— GIVEN EXERCISE —
What lines of the data hold the string "기념하는"? Pull each one out.

+===+

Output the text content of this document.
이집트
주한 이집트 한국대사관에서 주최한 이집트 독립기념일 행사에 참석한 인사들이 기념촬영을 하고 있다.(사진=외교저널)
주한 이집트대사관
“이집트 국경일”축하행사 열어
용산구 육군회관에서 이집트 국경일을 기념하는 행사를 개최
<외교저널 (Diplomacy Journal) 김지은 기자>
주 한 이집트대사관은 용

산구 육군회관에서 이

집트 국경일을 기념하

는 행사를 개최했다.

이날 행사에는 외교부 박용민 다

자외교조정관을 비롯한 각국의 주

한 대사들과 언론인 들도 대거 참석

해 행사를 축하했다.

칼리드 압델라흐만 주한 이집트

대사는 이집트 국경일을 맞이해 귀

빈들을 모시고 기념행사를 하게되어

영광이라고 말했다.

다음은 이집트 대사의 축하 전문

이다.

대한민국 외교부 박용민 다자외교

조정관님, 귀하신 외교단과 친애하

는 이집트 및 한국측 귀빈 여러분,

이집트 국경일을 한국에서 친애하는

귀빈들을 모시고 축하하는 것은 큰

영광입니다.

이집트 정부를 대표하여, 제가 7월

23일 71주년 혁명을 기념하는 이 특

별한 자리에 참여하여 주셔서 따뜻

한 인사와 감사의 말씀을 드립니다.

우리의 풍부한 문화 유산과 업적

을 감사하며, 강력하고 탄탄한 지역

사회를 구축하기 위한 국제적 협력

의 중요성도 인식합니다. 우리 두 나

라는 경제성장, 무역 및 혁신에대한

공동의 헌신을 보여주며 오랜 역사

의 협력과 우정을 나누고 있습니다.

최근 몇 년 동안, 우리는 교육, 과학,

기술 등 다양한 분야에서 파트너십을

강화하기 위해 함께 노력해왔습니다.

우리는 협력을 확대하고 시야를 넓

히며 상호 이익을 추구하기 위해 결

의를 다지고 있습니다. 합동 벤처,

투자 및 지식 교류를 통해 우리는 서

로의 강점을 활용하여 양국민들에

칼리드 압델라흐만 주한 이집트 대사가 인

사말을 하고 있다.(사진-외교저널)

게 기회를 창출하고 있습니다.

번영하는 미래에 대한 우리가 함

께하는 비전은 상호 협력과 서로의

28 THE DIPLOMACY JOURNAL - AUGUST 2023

+===+

— SOLUTION FOR THIS PROBLEM —
용산구 육군회관에서 이집트 국경일을 기념하는 행사를 개최
23일 71주년 혁명을 기념하는 이 특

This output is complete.